▶ _DIRECTIONS FOR THIS TASK_:
Wherever the word "ingen" turns up in a line of the entries, copy that line.

▶ _MATERIALS PROVIDED_:
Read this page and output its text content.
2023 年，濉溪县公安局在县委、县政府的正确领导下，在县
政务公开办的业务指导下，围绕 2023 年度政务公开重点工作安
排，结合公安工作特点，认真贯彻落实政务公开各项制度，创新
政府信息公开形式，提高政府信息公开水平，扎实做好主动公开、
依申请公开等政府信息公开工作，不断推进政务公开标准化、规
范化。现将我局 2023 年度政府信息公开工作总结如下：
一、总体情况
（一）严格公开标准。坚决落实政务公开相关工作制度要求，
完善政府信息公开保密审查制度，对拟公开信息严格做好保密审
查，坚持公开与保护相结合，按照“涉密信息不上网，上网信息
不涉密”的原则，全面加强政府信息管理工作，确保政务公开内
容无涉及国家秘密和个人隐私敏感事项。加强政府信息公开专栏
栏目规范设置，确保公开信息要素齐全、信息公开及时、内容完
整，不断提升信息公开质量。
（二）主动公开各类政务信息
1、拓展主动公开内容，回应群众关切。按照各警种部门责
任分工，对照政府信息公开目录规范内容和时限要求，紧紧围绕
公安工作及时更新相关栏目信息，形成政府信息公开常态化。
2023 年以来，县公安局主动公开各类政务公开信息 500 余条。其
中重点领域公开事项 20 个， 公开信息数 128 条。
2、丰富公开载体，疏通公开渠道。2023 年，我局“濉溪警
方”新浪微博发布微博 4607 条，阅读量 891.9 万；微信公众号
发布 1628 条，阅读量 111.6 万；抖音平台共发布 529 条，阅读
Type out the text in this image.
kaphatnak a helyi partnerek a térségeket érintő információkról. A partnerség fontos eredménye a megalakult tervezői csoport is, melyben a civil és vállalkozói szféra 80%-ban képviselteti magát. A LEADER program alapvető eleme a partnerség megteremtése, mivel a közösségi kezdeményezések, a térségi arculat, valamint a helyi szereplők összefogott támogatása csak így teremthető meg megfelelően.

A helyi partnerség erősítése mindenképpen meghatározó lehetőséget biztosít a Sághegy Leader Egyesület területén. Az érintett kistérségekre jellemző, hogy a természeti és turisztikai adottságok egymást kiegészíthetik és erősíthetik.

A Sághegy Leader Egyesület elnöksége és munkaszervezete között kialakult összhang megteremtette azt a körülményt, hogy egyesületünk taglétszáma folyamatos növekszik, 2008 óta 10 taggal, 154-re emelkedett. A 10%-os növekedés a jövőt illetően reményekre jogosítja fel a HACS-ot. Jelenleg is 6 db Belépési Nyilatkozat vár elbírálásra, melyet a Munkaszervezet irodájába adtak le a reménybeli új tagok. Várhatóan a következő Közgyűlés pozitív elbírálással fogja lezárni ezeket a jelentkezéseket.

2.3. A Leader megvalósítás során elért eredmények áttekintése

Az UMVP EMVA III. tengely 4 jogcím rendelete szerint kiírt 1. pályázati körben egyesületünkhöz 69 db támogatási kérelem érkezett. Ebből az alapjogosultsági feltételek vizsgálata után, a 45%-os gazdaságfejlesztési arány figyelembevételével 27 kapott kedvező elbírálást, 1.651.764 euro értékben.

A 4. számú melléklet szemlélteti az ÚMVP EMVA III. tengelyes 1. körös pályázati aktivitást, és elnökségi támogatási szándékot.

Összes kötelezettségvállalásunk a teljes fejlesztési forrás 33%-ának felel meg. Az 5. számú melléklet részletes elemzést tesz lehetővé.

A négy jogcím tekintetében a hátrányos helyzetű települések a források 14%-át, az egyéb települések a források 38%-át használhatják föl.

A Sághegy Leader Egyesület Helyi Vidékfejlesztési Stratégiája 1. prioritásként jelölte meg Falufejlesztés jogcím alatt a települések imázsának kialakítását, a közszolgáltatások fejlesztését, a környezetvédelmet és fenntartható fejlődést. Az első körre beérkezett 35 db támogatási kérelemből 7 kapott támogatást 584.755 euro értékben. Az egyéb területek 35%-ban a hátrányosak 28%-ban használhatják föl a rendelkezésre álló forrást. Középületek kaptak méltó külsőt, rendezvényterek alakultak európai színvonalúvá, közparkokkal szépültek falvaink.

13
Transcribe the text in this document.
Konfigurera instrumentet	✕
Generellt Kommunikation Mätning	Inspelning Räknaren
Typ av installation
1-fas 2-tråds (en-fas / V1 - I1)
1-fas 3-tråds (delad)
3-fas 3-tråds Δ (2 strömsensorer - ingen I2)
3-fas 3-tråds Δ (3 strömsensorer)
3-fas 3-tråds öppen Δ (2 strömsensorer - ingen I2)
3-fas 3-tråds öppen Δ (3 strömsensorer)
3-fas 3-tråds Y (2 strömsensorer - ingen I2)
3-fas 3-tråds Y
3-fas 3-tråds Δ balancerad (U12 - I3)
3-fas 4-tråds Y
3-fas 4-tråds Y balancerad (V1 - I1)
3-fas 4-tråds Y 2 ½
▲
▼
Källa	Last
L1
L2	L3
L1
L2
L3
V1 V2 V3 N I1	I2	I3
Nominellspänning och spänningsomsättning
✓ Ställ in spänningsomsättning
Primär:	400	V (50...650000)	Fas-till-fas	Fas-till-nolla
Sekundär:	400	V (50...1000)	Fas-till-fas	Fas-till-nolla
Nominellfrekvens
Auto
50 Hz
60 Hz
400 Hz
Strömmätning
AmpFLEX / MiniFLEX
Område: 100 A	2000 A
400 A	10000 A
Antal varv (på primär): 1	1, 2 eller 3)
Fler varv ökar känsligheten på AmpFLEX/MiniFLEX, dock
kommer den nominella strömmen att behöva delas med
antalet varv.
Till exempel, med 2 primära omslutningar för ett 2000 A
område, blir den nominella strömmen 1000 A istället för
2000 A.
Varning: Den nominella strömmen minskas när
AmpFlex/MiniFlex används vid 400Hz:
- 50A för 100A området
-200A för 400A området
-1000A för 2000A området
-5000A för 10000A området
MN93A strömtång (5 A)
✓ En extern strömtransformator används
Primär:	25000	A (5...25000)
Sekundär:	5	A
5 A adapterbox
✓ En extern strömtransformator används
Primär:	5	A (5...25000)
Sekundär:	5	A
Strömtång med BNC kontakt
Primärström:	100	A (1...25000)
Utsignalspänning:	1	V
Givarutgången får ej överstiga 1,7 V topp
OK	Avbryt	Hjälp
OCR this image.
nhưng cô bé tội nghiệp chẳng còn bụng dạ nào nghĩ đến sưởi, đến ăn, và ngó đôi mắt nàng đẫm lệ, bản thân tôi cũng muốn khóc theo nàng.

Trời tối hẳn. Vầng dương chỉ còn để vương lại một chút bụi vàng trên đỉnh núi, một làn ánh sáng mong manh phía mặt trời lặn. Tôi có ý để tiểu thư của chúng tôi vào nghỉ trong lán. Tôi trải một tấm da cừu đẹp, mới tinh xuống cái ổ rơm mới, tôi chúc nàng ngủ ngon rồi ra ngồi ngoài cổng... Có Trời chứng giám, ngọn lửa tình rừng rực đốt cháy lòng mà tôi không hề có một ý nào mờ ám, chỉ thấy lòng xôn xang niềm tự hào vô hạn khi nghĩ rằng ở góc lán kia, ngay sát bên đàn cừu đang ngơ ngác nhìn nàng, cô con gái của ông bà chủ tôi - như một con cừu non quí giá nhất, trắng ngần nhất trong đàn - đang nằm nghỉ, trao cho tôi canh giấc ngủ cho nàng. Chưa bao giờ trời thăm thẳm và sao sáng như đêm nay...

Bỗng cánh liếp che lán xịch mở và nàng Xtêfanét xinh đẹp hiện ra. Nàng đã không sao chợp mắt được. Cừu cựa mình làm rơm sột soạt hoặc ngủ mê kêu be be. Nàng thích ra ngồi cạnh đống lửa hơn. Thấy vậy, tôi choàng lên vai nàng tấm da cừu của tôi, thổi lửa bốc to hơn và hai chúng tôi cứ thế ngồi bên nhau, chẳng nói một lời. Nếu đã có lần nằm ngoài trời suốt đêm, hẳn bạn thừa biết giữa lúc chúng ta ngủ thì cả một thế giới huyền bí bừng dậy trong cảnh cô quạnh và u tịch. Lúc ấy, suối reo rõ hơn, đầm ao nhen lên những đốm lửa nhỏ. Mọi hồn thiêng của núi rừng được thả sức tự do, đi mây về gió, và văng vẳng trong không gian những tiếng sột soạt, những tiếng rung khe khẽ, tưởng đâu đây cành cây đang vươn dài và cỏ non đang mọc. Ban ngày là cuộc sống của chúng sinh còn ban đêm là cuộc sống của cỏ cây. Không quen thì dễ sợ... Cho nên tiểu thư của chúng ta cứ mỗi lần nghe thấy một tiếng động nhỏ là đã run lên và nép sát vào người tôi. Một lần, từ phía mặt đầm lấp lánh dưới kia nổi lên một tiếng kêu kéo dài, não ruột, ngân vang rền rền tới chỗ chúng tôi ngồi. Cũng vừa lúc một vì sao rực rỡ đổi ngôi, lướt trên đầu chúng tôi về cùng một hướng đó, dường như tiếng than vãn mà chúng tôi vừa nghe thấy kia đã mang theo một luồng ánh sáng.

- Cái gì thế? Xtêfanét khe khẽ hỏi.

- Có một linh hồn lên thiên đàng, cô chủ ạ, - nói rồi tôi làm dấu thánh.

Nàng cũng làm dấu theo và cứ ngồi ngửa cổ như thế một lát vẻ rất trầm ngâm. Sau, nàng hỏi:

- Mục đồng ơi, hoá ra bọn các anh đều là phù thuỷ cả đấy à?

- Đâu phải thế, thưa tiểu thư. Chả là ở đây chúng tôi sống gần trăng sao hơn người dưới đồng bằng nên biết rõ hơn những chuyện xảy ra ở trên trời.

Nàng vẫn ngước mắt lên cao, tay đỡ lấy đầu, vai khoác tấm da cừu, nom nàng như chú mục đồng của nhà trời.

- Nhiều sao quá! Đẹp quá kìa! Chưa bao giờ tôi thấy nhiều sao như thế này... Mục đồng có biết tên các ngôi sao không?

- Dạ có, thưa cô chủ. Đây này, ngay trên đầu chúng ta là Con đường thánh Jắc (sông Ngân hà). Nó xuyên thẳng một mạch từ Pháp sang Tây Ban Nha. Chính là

▶ _RESULT FOR THIS EXERCISE_:
3-fas 3-tråds Δ (2 strömsensorer - ingen I2)
3-fas 3-tråds öppen Δ (2 strömsensorer - ingen I2)
3-fas 3-tråds Y (2 strömsensorer - ingen I2)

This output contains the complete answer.